__REQUIRED TASK__
Every record must be transcribed in its entirety, apart from the images, which are to be omitted.

[Data items]
◆ ◆ ◆ ◆

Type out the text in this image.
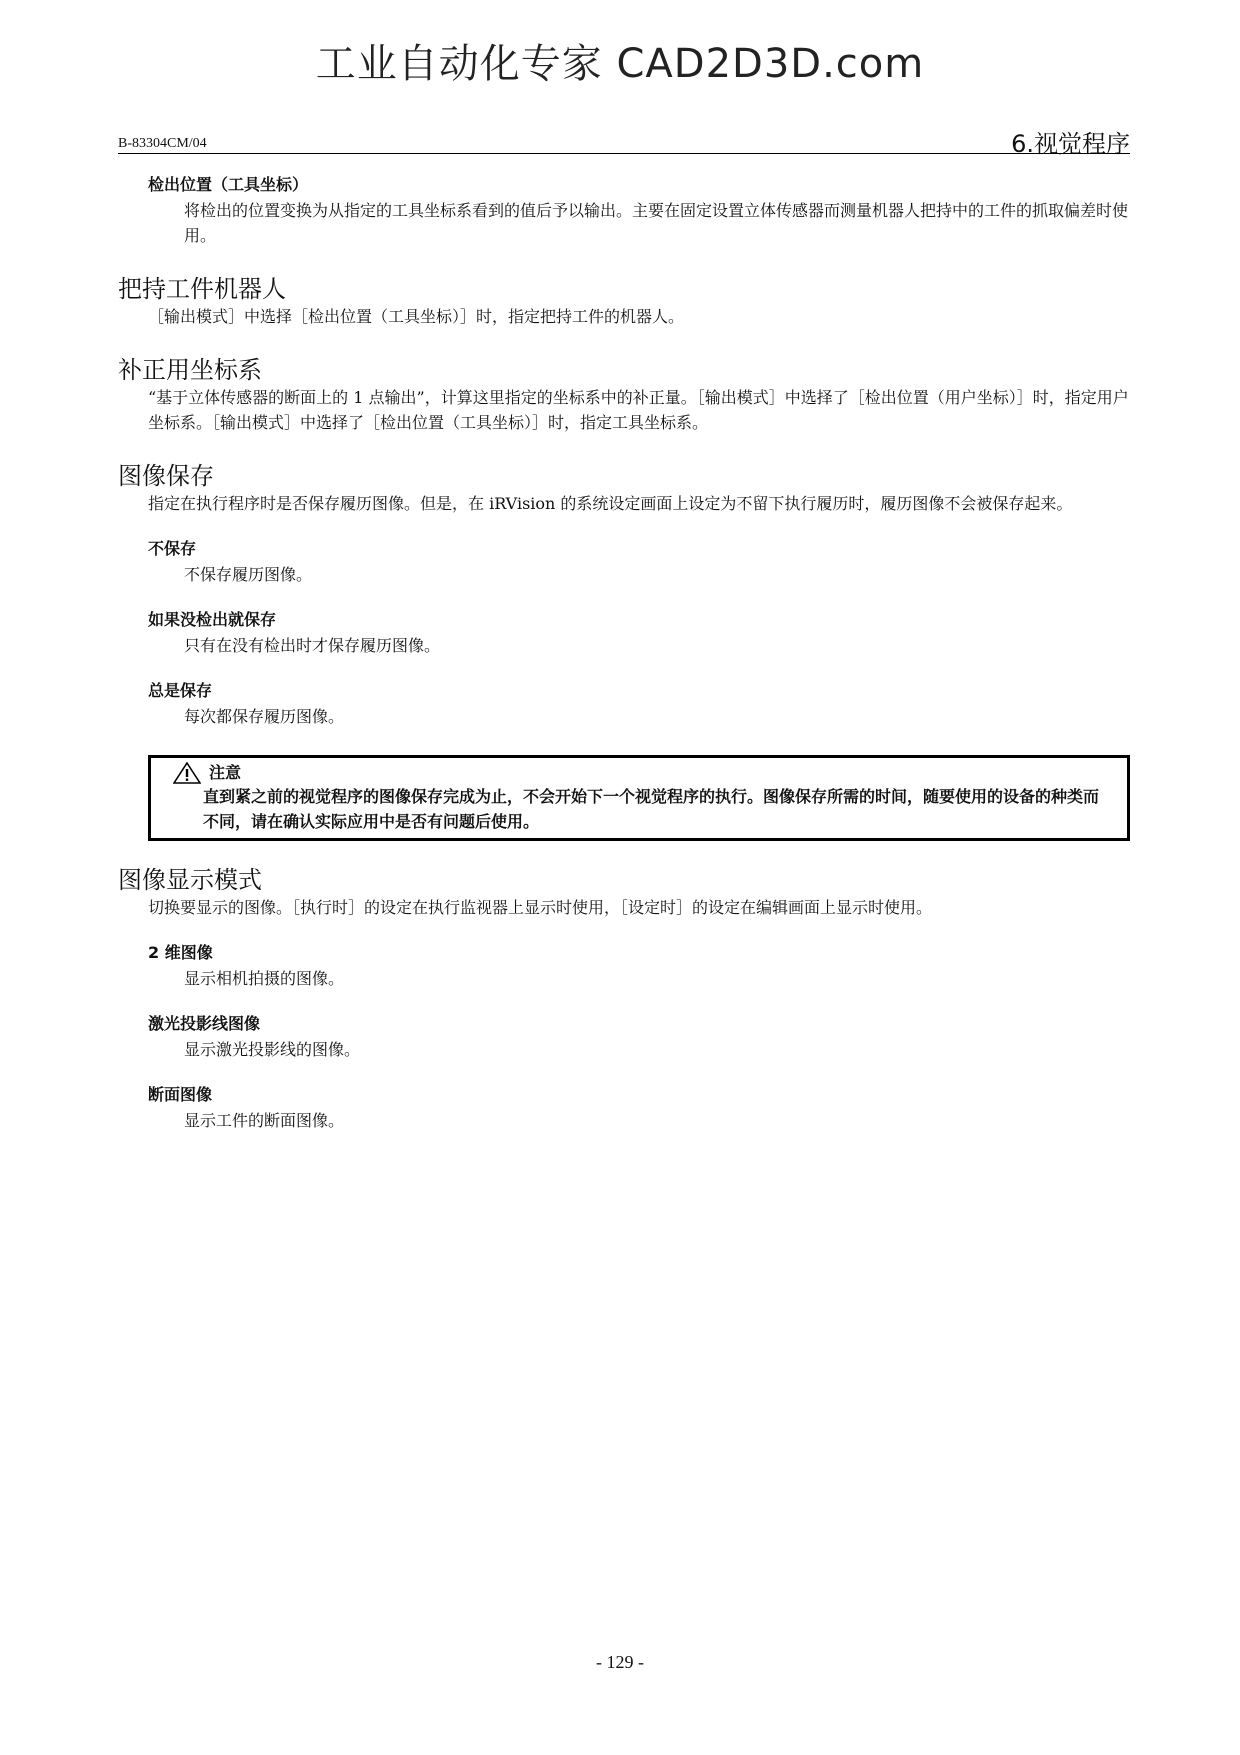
工业自动化专家 CAD2D3D.com
B-83304CM/04	6.视觉程序
检出位置（工具坐标）
将检出的位置变换为从指定的工具坐标系看到的值后予以输出。主要在固定设置立体传感器而测量机器人把持中的工件的抓取偏差时使用。
把持工件机器人
［输出模式］中选择［检出位置（工具坐标）］时，指定把持工件的机器人。
补正用坐标系
“基于立体传感器的断面上的 1 点输出”，计算这里指定的坐标系中的补正量。［输出模式］中选择了［检出位置（用户坐标）］时，指定用户坐标系。［输出模式］中选择了［检出位置（工具坐标）］时，指定工具坐标系。
图像保存
指定在执行程序时是否保存履历图像。但是，在 iRVision 的系统设定画面上设定为不留下执行履历时，履历图像不会被保存起来。
不保存
不保存履历图像。
如果没检出就保存
只有在没有检出时才保存履历图像。
总是保存
每次都保存履历图像。
注意
直到紧之前的视觉程序的图像保存完成为止，不会开始下一个视觉程序的执行。图像保存所需的时间，随要使用的设备的种类而不同，请在确认实际应用中是否有问题后使用。
图像显示模式
切换要显示的图像。［执行时］的设定在执行监视器上显示时使用，［设定时］的设定在编辑画面上显示时使用。
2 维图像
显示相机拍摄的图像。
激光投影线图像
显示激光投影线的图像。
断面图像
显示工件的断面图像。
- 129 -
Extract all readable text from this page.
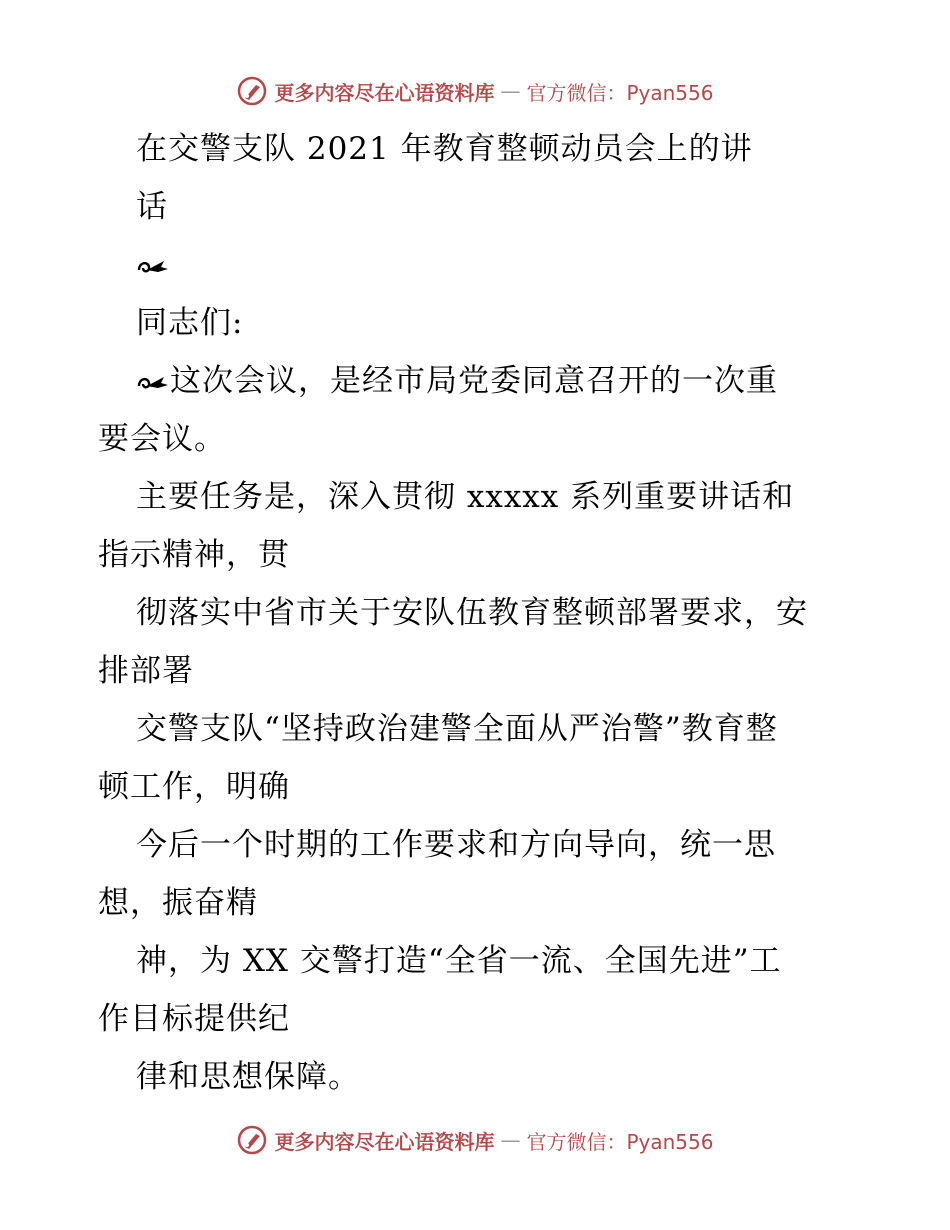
更多内容尽在心语资料库 — 官方微信：Pyan556
在交警支队 2021 年教育整顿动员会上的讲
话
同志们:
这次会议，是经市局党委同意召开的一次重
要会议。
主要任务是，深入贯彻 xxxxx 系列重要讲话和
指示精神，贯
彻落实中省市关于安队伍教育整顿部署要求，安
排部署
交警支队“坚持政治建警全面从严治警”教育整
顿工作，明确
今后一个时期的工作要求和方向导向，统一思
想，振奋精
神，为 XX 交警打造“全省一流、全国先进”工
作目标提供纪
律和思想保障。
更多内容尽在心语资料库 — 官方微信：Pyan556
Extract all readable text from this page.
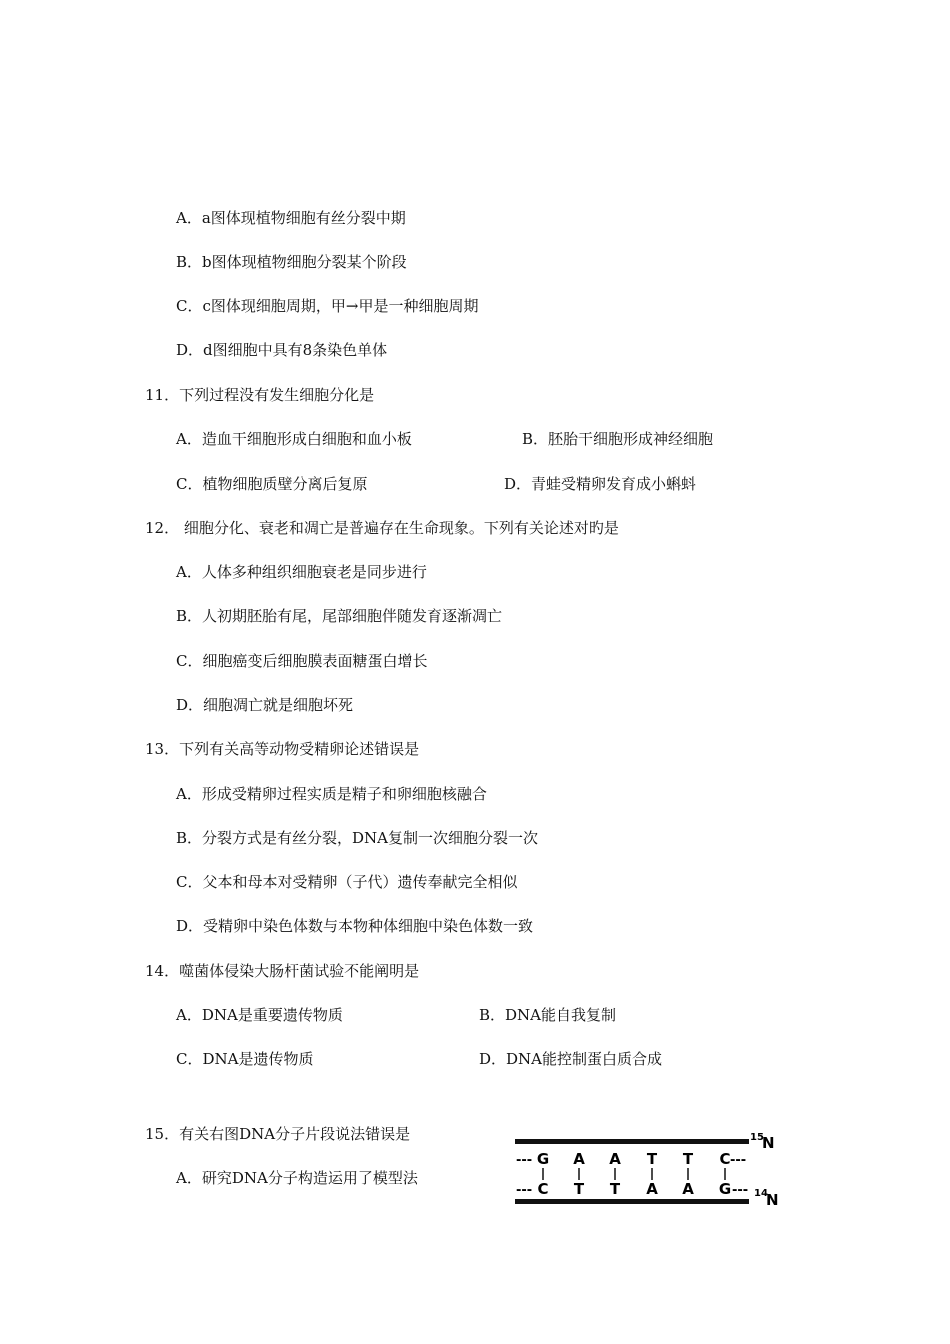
A．a图体现植物细胞有丝分裂中期
B．b图体现植物细胞分裂某个阶段
C．c图体现细胞周期，甲→甲是一种细胞周期
D．d图细胞中具有8条染色单体
11．下列过程没有发生细胞分化是
A．造血干细胞形成白细胞和血小板	B．胚胎干细胞形成神经细胞
C．植物细胞质壁分离后复原	D．青蛙受精卵发育成小蝌蚪
12． 细胞分化、衰老和凋亡是普遍存在生命现象。下列有关论述对旳是
A．人体多种组织细胞衰老是同步进行
B．人初期胚胎有尾，尾部细胞伴随发育逐渐凋亡
C．细胞癌变后细胞膜表面糖蛋白增长
D．细胞凋亡就是细胞坏死
13．下列有关高等动物受精卵论述错误是
A．形成受精卵过程实质是精子和卵细胞核融合
B．分裂方式是有丝分裂，DNA复制一次细胞分裂一次
C．父本和母本对受精卵（子代）遗传奉献完全相似
D．受精卵中染色体数与本物种体细胞中染色体数一致
14．噬菌体侵染大肠杆菌试验不能阐明是
A．DNA是重要遗传物质	B．DNA能自我复制
C．DNA是遗传物质	D．DNA能控制蛋白质合成
15．有关右图DNA分子片段说法错误是
A．研究DNA分子构造运用了模型法
---
---
---
---
G A A T T C
C T T A A G
15
N
14
N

◆ ◆ ◆ ◆

__COMPLETE OUTPUT__
Type out the text in this image.
工业自动化专家 CAD2D3D.com
B-83304CM/04	6.视觉程序
检出位置（工具坐标）
将检出的位置变换为从指定的工具坐标系看到的值后予以输出。主要在固定设置立体传感器而测量机器人把持中的工件的抓取偏差时使用。
把持工件机器人
［输出模式］中选择［检出位置（工具坐标）］时，指定把持工件的机器人。
补正用坐标系
“基于立体传感器的断面上的 1 点输出”，计算这里指定的坐标系中的补正量。［输出模式］中选择了［检出位置（用户坐标）］时，指定用户坐标系。［输出模式］中选择了［检出位置（工具坐标）］时，指定工具坐标系。
图像保存
指定在执行程序时是否保存履历图像。但是，在 iRVision 的系统设定画面上设定为不留下执行履历时，履历图像不会被保存起来。
不保存
不保存履历图像。
如果没检出就保存
只有在没有检出时才保存履历图像。
总是保存
每次都保存履历图像。
注意
直到紧之前的视觉程序的图像保存完成为止，不会开始下一个视觉程序的执行。图像保存所需的时间，随要使用的设备的种类而不同，请在确认实际应用中是否有问题后使用。
图像显示模式
切换要显示的图像。［执行时］的设定在执行监视器上显示时使用，［设定时］的设定在编辑画面上显示时使用。
2 维图像
显示相机拍摄的图像。
激光投影线图像
显示激光投影线的图像。
断面图像
显示工件的断面图像。
- 129 -
Extract all readable text from this page.
更多内容尽在心语资料库 — 官方微信：Pyan556
在交警支队 2021 年教育整顿动员会上的讲
话
同志们:
这次会议，是经市局党委同意召开的一次重
要会议。
主要任务是，深入贯彻 xxxxx 系列重要讲话和
指示精神，贯
彻落实中省市关于安队伍教育整顿部署要求，安
排部署
交警支队“坚持政治建警全面从严治警”教育整
顿工作，明确
今后一个时期的工作要求和方向导向，统一思
想，振奋精
神，为 XX 交警打造“全省一流、全国先进”工
作目标提供纪
律和思想保障。
更多内容尽在心语资料库 — 官方微信：Pyan556
Extract all readable text from this page.
A．a图体现植物细胞有丝分裂中期
B．b图体现植物细胞分裂某个阶段
C．c图体现细胞周期，甲→甲是一种细胞周期
D．d图细胞中具有8条染色单体
11．下列过程没有发生细胞分化是
A．造血干细胞形成白细胞和血小板	B．胚胎干细胞形成神经细胞
C．植物细胞质壁分离后复原	D．青蛙受精卵发育成小蝌蚪
12． 细胞分化、衰老和凋亡是普遍存在生命现象。下列有关论述对旳是
A．人体多种组织细胞衰老是同步进行
B．人初期胚胎有尾，尾部细胞伴随发育逐渐凋亡
C．细胞癌变后细胞膜表面糖蛋白增长
D．细胞凋亡就是细胞坏死
13．下列有关高等动物受精卵论述错误是
A．形成受精卵过程实质是精子和卵细胞核融合
B．分裂方式是有丝分裂，DNA复制一次细胞分裂一次
C．父本和母本对受精卵（子代）遗传奉献完全相似
D．受精卵中染色体数与本物种体细胞中染色体数一致
14．噬菌体侵染大肠杆菌试验不能阐明是
A．DNA是重要遗传物质	B．DNA能自我复制
C．DNA是遗传物质	D．DNA能控制蛋白质合成
15．有关右图DNA分子片段说法错误是
A．研究DNA分子构造运用了模型法
---
---
---
---
G A A T T C
C T T A A G
15
N
14
N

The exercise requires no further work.